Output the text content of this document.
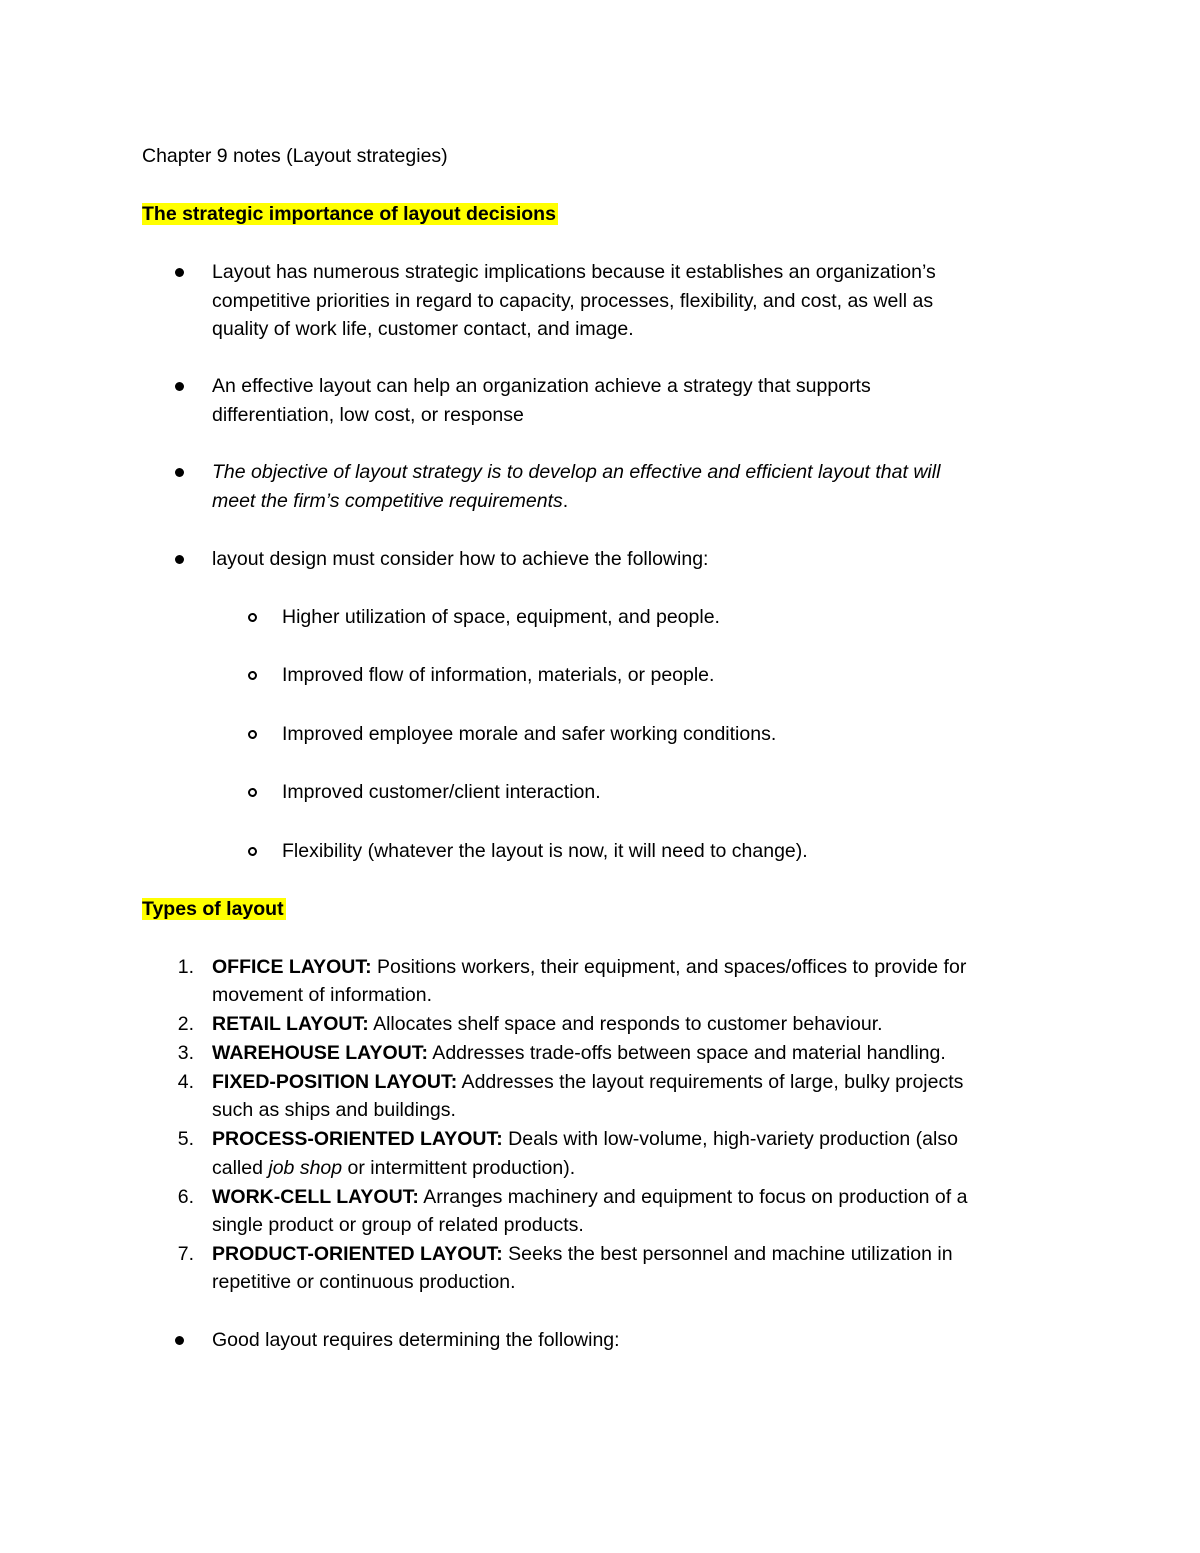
Chapter 9 notes (Layout strategies)
The strategic importance of layout decisions
Layout has numerous strategic implications because it establishes an organization’s
competitive priorities in regard to capacity, processes, flexibility, and cost, as well as
quality of work life, customer contact, and image.
An effective layout can help an organization achieve a strategy that supports
differentiation, low cost, or response
The objective of layout strategy is to develop an effective and efficient layout that will
meet the firm’s competitive requirements.
layout design must consider how to achieve the following:
Higher utilization of space, equipment, and people.
Improved flow of information, materials, or people.
Improved employee morale and safer working conditions.
Improved customer/client interaction.
Flexibility (whatever the layout is now, it will need to change).
Types of layout
1. OFFICE LAYOUT: Positions workers, their equipment, and spaces/offices to provide for
movement of information.
2. RETAIL LAYOUT: Allocates shelf space and responds to customer behaviour.
3. WAREHOUSE LAYOUT: Addresses trade-offs between space and material handling.
4. FIXED-POSITION LAYOUT: Addresses the layout requirements of large, bulky projects
such as ships and buildings.
5. PROCESS-ORIENTED LAYOUT: Deals with low-volume, high-variety production (also
called job shop or intermittent production).
6. WORK-CELL LAYOUT: Arranges machinery and equipment to focus on production of a
single product or group of related products.
7. PRODUCT-ORIENTED LAYOUT: Seeks the best personnel and machine utilization in
repetitive or continuous production.
Good layout requires determining the following:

◆ Description of the task: Leaving all pictures aside, quote each record exactly.

◆ Solution for this task:
Output the text content of this document.
Chapter 9 notes (Layout strategies)
The strategic importance of layout decisions
Layout has numerous strategic implications because it establishes an organization’s
competitive priorities in regard to capacity, processes, flexibility, and cost, as well as
quality of work life, customer contact, and image.
An effective layout can help an organization achieve a strategy that supports
differentiation, low cost, or response
The objective of layout strategy is to develop an effective and efficient layout that will
meet the firm’s competitive requirements.
layout design must consider how to achieve the following:
Higher utilization of space, equipment, and people.
Improved flow of information, materials, or people.
Improved employee morale and safer working conditions.
Improved customer/client interaction.
Flexibility (whatever the layout is now, it will need to change).
Types of layout
1. OFFICE LAYOUT: Positions workers, their equipment, and spaces/offices to provide for
movement of information.
2. RETAIL LAYOUT: Allocates shelf space and responds to customer behaviour.
3. WAREHOUSE LAYOUT: Addresses trade-offs between space and material handling.
4. FIXED-POSITION LAYOUT: Addresses the layout requirements of large, bulky projects
such as ships and buildings.
5. PROCESS-ORIENTED LAYOUT: Deals with low-volume, high-variety production (also
called job shop or intermittent production).
6. WORK-CELL LAYOUT: Arranges machinery and equipment to focus on production of a
single product or group of related products.
7. PRODUCT-ORIENTED LAYOUT: Seeks the best personnel and machine utilization in
repetitive or continuous production.
Good layout requires determining the following:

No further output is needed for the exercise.